= Set task =
All of the material should be reproduced exactly, with pictures left out.

>> Begin

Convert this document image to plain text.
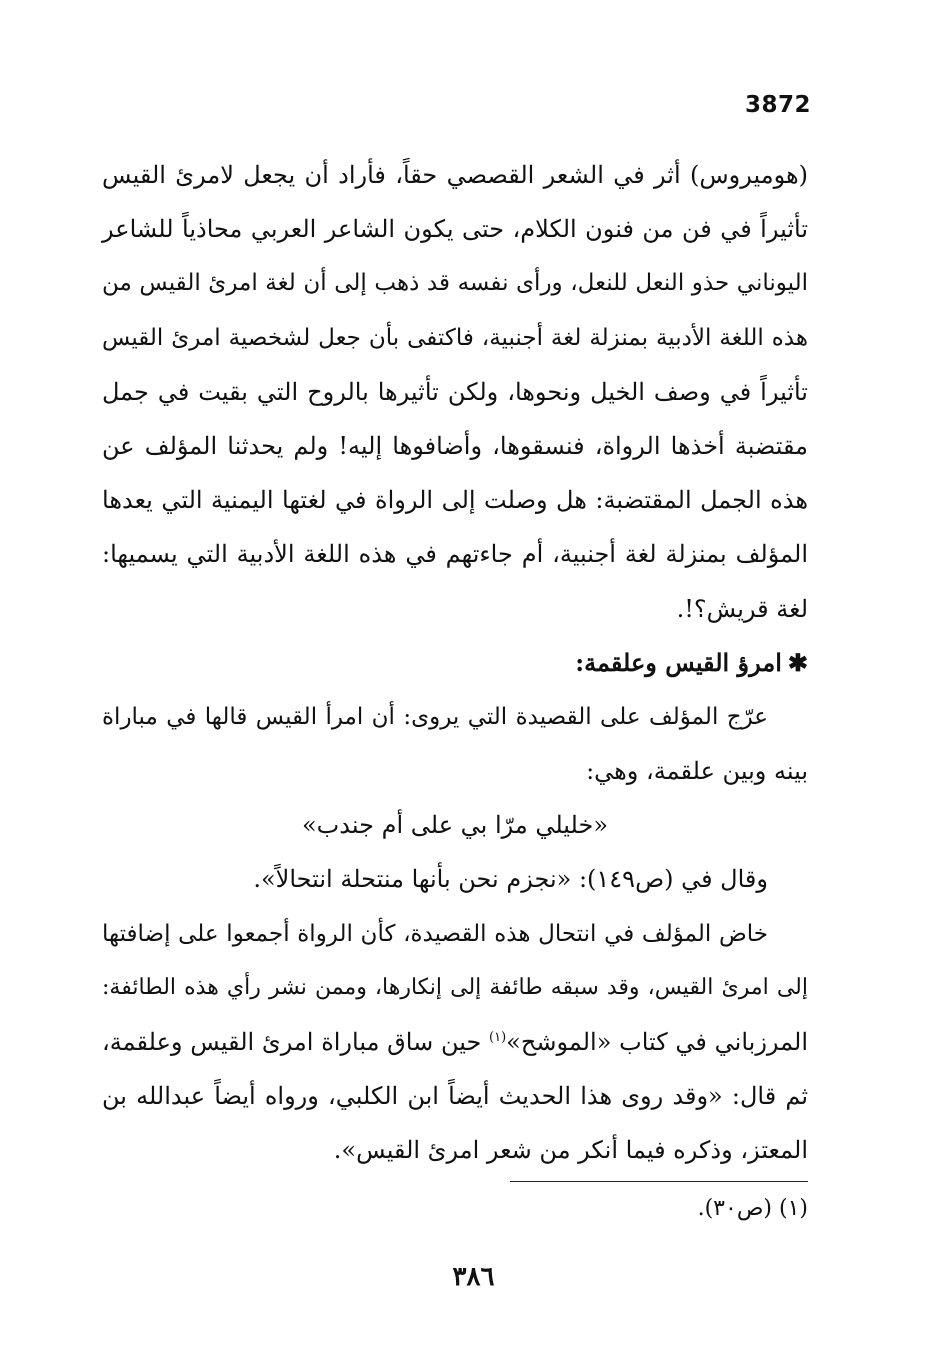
3872
(هوميروس) أثر في الشعر القصصي حقاً، فأراد أن يجعل لامرئ القيس
تأثيراً في فن من فنون الكلام، حتى يكون الشاعر العربي محاذياً للشاعر
اليوناني حذو النعل للنعل، ورأى نفسه قد ذهب إلى أن لغة امرئ القيس من
هذه اللغة الأدبية بمنزلة لغة أجنبية، فاكتفى بأن جعل لشخصية امرئ القيس
تأثيراً في وصف الخيل ونحوها، ولكن تأثيرها بالروح التي بقيت في جمل
مقتضبة أخذها الرواة، فنسقوها، وأضافوها إليه! ولم يحدثنا المؤلف عن
هذه الجمل المقتضبة: هل وصلت إلى الرواة في لغتها اليمنية التي يعدها
المؤلف بمنزلة لغة أجنبية، أم جاءتهم في هذه اللغة الأدبية التي يسميها:
لغة قريش؟!.
✱امرؤ القيس وعلقمة:
عرّج المؤلف على القصيدة التي يروى: أن امرأ القيس قالها في مباراة
بينه وبين علقمة، وهي:
«خليلي مرّا بي على أم جندب»
وقال في (ص١٤٩): «نجزم نحن بأنها منتحلة انتحالاً».
خاض المؤلف في انتحال هذه القصيدة، كأن الرواة أجمعوا على إضافتها
إلى امرئ القيس، وقد سبقه طائفة إلى إنكارها، وممن نشر رأي هذه الطائفة:
المرزباني في كتاب «الموشح»$^{(١)}$ حين ساق مباراة امرئ القيس وعلقمة،
ثم قال: «وقد روى هذا الحديث أيضاً ابن الكلبي، ورواه أيضاً عبدالله بن
المعتز، وذكره فيما أنكر من شعر امرئ القيس».
(١) (ص٣٠).
٣٨٦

>> End

= Reply =
Convert this document image to plain text.
3872
(هوميروس) أثر في الشعر القصصي حقاً، فأراد أن يجعل لامرئ القيس
تأثيراً في فن من فنون الكلام، حتى يكون الشاعر العربي محاذياً للشاعر
اليوناني حذو النعل للنعل، ورأى نفسه قد ذهب إلى أن لغة امرئ القيس من
هذه اللغة الأدبية بمنزلة لغة أجنبية، فاكتفى بأن جعل لشخصية امرئ القيس
تأثيراً في وصف الخيل ونحوها، ولكن تأثيرها بالروح التي بقيت في جمل
مقتضبة أخذها الرواة، فنسقوها، وأضافوها إليه! ولم يحدثنا المؤلف عن
هذه الجمل المقتضبة: هل وصلت إلى الرواة في لغتها اليمنية التي يعدها
المؤلف بمنزلة لغة أجنبية، أم جاءتهم في هذه اللغة الأدبية التي يسميها:
لغة قريش؟!.
✱امرؤ القيس وعلقمة:
عرّج المؤلف على القصيدة التي يروى: أن امرأ القيس قالها في مباراة
بينه وبين علقمة، وهي:
«خليلي مرّا بي على أم جندب»
وقال في (ص١٤٩): «نجزم نحن بأنها منتحلة انتحالاً».
خاض المؤلف في انتحال هذه القصيدة، كأن الرواة أجمعوا على إضافتها
إلى امرئ القيس، وقد سبقه طائفة إلى إنكارها، وممن نشر رأي هذه الطائفة:
المرزباني في كتاب «الموشح»$^{(١)}$ حين ساق مباراة امرئ القيس وعلقمة،
ثم قال: «وقد روى هذا الحديث أيضاً ابن الكلبي، ورواه أيضاً عبدالله بن
المعتز، وذكره فيما أنكر من شعر امرئ القيس».
(١) (ص٣٠).
٣٨٦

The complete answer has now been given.